▸ What is required
Transcribe all the entries word for word, skipping the pictures.

(Data items)
────

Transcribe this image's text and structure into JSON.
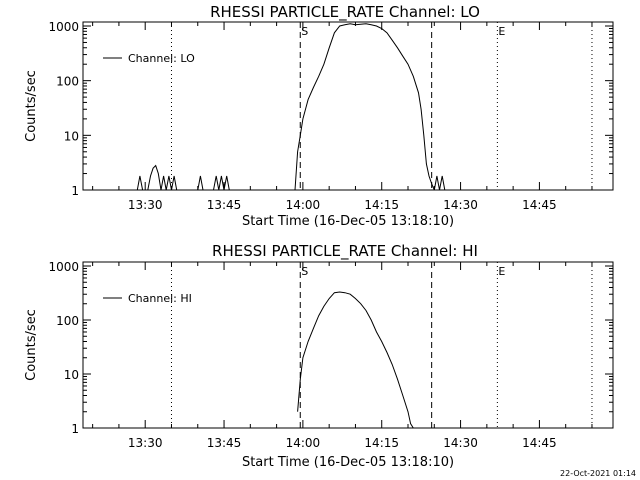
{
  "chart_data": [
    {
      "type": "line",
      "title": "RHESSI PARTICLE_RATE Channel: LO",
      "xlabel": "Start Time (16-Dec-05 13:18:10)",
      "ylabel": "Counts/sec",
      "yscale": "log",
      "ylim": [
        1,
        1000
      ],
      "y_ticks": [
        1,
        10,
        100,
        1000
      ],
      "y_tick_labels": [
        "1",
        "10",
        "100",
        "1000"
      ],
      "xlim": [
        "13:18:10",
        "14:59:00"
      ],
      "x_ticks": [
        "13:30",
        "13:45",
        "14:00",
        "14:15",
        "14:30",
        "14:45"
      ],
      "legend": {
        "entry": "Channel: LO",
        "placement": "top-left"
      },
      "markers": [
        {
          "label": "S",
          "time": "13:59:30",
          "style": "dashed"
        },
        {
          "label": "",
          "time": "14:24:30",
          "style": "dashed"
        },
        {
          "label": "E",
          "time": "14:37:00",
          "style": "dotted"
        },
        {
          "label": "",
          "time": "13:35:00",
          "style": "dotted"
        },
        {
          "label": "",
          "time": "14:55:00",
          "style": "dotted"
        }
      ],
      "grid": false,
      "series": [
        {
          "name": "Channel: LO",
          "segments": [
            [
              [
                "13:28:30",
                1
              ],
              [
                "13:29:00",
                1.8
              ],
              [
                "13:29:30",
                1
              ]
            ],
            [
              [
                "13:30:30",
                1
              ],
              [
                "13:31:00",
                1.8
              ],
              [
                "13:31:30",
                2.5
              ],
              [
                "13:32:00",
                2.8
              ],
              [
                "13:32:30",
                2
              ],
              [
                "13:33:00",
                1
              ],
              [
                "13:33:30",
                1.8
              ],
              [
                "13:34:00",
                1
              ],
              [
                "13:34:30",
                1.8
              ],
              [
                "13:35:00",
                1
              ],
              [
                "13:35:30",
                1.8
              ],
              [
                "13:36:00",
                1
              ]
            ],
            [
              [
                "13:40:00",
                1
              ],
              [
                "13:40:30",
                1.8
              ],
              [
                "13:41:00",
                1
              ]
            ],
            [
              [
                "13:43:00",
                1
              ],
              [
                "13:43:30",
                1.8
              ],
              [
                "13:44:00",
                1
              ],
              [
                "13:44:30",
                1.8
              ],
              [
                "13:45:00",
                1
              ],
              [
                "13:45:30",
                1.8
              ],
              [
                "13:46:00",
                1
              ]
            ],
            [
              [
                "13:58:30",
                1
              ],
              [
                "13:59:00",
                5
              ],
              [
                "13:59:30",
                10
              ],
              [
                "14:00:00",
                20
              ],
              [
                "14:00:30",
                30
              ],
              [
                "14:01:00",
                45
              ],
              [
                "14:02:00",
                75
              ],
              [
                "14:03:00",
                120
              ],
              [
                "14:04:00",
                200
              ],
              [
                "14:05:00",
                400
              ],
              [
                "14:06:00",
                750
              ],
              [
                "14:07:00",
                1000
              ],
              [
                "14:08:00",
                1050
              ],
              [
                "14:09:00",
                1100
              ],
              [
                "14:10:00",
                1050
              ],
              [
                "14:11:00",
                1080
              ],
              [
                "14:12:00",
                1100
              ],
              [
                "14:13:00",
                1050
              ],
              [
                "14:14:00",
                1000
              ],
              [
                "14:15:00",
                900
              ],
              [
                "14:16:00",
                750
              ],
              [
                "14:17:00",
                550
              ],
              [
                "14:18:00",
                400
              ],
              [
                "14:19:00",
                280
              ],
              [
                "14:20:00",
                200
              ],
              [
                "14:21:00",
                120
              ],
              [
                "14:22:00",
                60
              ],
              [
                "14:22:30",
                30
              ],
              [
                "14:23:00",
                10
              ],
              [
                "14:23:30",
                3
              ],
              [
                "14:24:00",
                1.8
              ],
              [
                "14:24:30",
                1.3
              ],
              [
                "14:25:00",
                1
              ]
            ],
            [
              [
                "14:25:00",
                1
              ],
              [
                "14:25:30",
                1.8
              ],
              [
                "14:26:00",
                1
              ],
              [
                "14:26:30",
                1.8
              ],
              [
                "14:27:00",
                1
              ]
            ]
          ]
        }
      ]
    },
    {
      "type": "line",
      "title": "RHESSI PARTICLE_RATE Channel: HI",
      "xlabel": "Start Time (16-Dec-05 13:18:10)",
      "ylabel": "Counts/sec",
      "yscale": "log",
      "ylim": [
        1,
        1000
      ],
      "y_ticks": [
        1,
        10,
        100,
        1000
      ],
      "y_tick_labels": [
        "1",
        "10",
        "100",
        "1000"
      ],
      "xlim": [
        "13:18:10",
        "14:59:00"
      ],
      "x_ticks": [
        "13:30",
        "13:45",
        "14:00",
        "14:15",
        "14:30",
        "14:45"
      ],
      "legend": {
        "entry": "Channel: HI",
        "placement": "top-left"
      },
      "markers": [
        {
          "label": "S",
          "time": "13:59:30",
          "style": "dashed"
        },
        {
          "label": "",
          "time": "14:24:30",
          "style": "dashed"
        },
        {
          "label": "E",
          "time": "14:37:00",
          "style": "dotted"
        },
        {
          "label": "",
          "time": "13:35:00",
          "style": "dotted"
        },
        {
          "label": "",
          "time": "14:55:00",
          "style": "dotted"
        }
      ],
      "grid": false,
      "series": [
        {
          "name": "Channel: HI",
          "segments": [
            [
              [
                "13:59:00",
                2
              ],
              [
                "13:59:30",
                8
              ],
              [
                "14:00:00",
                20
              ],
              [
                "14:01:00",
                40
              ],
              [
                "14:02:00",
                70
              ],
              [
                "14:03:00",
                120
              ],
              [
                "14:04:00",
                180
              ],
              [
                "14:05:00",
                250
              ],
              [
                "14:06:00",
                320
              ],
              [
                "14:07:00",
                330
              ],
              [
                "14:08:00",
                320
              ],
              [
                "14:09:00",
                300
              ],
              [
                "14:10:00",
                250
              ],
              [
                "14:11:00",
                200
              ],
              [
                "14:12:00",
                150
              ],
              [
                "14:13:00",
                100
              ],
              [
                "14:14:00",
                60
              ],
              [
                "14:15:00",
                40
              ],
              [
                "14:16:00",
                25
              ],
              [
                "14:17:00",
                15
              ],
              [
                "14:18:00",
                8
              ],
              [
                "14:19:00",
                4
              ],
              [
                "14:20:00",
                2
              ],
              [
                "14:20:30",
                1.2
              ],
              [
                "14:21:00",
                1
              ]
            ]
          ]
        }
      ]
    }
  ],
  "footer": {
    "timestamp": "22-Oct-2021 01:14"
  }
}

────

▸ Finished task
Transcribe this image's text and structure into JSON.
{
  "chart_data": [
    {
      "type": "line",
      "title": "RHESSI PARTICLE_RATE Channel: LO",
      "xlabel": "Start Time (16-Dec-05 13:18:10)",
      "ylabel": "Counts/sec",
      "yscale": "log",
      "ylim": [
        1,
        1000
      ],
      "y_ticks": [
        1,
        10,
        100,
        1000
      ],
      "y_tick_labels": [
        "1",
        "10",
        "100",
        "1000"
      ],
      "xlim": [
        "13:18:10",
        "14:59:00"
      ],
      "x_ticks": [
        "13:30",
        "13:45",
        "14:00",
        "14:15",
        "14:30",
        "14:45"
      ],
      "legend": {
        "entry": "Channel: LO",
        "placement": "top-left"
      },
      "markers": [
        {
          "label": "S",
          "time": "13:59:30",
          "style": "dashed"
        },
        {
          "label": "",
          "time": "14:24:30",
          "style": "dashed"
        },
        {
          "label": "E",
          "time": "14:37:00",
          "style": "dotted"
        },
        {
          "label": "",
          "time": "13:35:00",
          "style": "dotted"
        },
        {
          "label": "",
          "time": "14:55:00",
          "style": "dotted"
        }
      ],
      "grid": false,
      "series": [
        {
          "name": "Channel: LO",
          "segments": [
            [
              [
                "13:28:30",
                1
              ],
              [
                "13:29:00",
                1.8
              ],
              [
                "13:29:30",
                1
              ]
            ],
            [
              [
                "13:30:30",
                1
              ],
              [
                "13:31:00",
                1.8
              ],
              [
                "13:31:30",
                2.5
              ],
              [
                "13:32:00",
                2.8
              ],
              [
                "13:32:30",
                2
              ],
              [
                "13:33:00",
                1
              ],
              [
                "13:33:30",
                1.8
              ],
              [
                "13:34:00",
                1
              ],
              [
                "13:34:30",
                1.8
              ],
              [
                "13:35:00",
                1
              ],
              [
                "13:35:30",
                1.8
              ],
              [
                "13:36:00",
                1
              ]
            ],
            [
              [
                "13:40:00",
                1
              ],
              [
                "13:40:30",
                1.8
              ],
              [
                "13:41:00",
                1
              ]
            ],
            [
              [
                "13:43:00",
                1
              ],
              [
                "13:43:30",
                1.8
              ],
              [
                "13:44:00",
                1
              ],
              [
                "13:44:30",
                1.8
              ],
              [
                "13:45:00",
                1
              ],
              [
                "13:45:30",
                1.8
              ],
              [
                "13:46:00",
                1
              ]
            ],
            [
              [
                "13:58:30",
                1
              ],
              [
                "13:59:00",
                5
              ],
              [
                "13:59:30",
                10
              ],
              [
                "14:00:00",
                20
              ],
              [
                "14:00:30",
                30
              ],
              [
                "14:01:00",
                45
              ],
              [
                "14:02:00",
                75
              ],
              [
                "14:03:00",
                120
              ],
              [
                "14:04:00",
                200
              ],
              [
                "14:05:00",
                400
              ],
              [
                "14:06:00",
                750
              ],
              [
                "14:07:00",
                1000
              ],
              [
                "14:08:00",
                1050
              ],
              [
                "14:09:00",
                1100
              ],
              [
                "14:10:00",
                1050
              ],
              [
                "14:11:00",
                1080
              ],
              [
                "14:12:00",
                1100
              ],
              [
                "14:13:00",
                1050
              ],
              [
                "14:14:00",
                1000
              ],
              [
                "14:15:00",
                900
              ],
              [
                "14:16:00",
                750
              ],
              [
                "14:17:00",
                550
              ],
              [
                "14:18:00",
                400
              ],
              [
                "14:19:00",
                280
              ],
              [
                "14:20:00",
                200
              ],
              [
                "14:21:00",
                120
              ],
              [
                "14:22:00",
                60
              ],
              [
                "14:22:30",
                30
              ],
              [
                "14:23:00",
                10
              ],
              [
                "14:23:30",
                3
              ],
              [
                "14:24:00",
                1.8
              ],
              [
                "14:24:30",
                1.3
              ],
              [
                "14:25:00",
                1
              ]
            ],
            [
              [
                "14:25:00",
                1
              ],
              [
                "14:25:30",
                1.8
              ],
              [
                "14:26:00",
                1
              ],
              [
                "14:26:30",
                1.8
              ],
              [
                "14:27:00",
                1
              ]
            ]
          ]
        }
      ]
    },
    {
      "type": "line",
      "title": "RHESSI PARTICLE_RATE Channel: HI",
      "xlabel": "Start Time (16-Dec-05 13:18:10)",
      "ylabel": "Counts/sec",
      "yscale": "log",
      "ylim": [
        1,
        1000
      ],
      "y_ticks": [
        1,
        10,
        100,
        1000
      ],
      "y_tick_labels": [
        "1",
        "10",
        "100",
        "1000"
      ],
      "xlim": [
        "13:18:10",
        "14:59:00"
      ],
      "x_ticks": [
        "13:30",
        "13:45",
        "14:00",
        "14:15",
        "14:30",
        "14:45"
      ],
      "legend": {
        "entry": "Channel: HI",
        "placement": "top-left"
      },
      "markers": [
        {
          "label": "S",
          "time": "13:59:30",
          "style": "dashed"
        },
        {
          "label": "",
          "time": "14:24:30",
          "style": "dashed"
        },
        {
          "label": "E",
          "time": "14:37:00",
          "style": "dotted"
        },
        {
          "label": "",
          "time": "13:35:00",
          "style": "dotted"
        },
        {
          "label": "",
          "time": "14:55:00",
          "style": "dotted"
        }
      ],
      "grid": false,
      "series": [
        {
          "name": "Channel: HI",
          "segments": [
            [
              [
                "13:59:00",
                2
              ],
              [
                "13:59:30",
                8
              ],
              [
                "14:00:00",
                20
              ],
              [
                "14:01:00",
                40
              ],
              [
                "14:02:00",
                70
              ],
              [
                "14:03:00",
                120
              ],
              [
                "14:04:00",
                180
              ],
              [
                "14:05:00",
                250
              ],
              [
                "14:06:00",
                320
              ],
              [
                "14:07:00",
                330
              ],
              [
                "14:08:00",
                320
              ],
              [
                "14:09:00",
                300
              ],
              [
                "14:10:00",
                250
              ],
              [
                "14:11:00",
                200
              ],
              [
                "14:12:00",
                150
              ],
              [
                "14:13:00",
                100
              ],
              [
                "14:14:00",
                60
              ],
              [
                "14:15:00",
                40
              ],
              [
                "14:16:00",
                25
              ],
              [
                "14:17:00",
                15
              ],
              [
                "14:18:00",
                8
              ],
              [
                "14:19:00",
                4
              ],
              [
                "14:20:00",
                2
              ],
              [
                "14:20:30",
                1.2
              ],
              [
                "14:21:00",
                1
              ]
            ]
          ]
        }
      ]
    }
  ],
  "footer": {
    "timestamp": "22-Oct-2021 01:14"
  }
}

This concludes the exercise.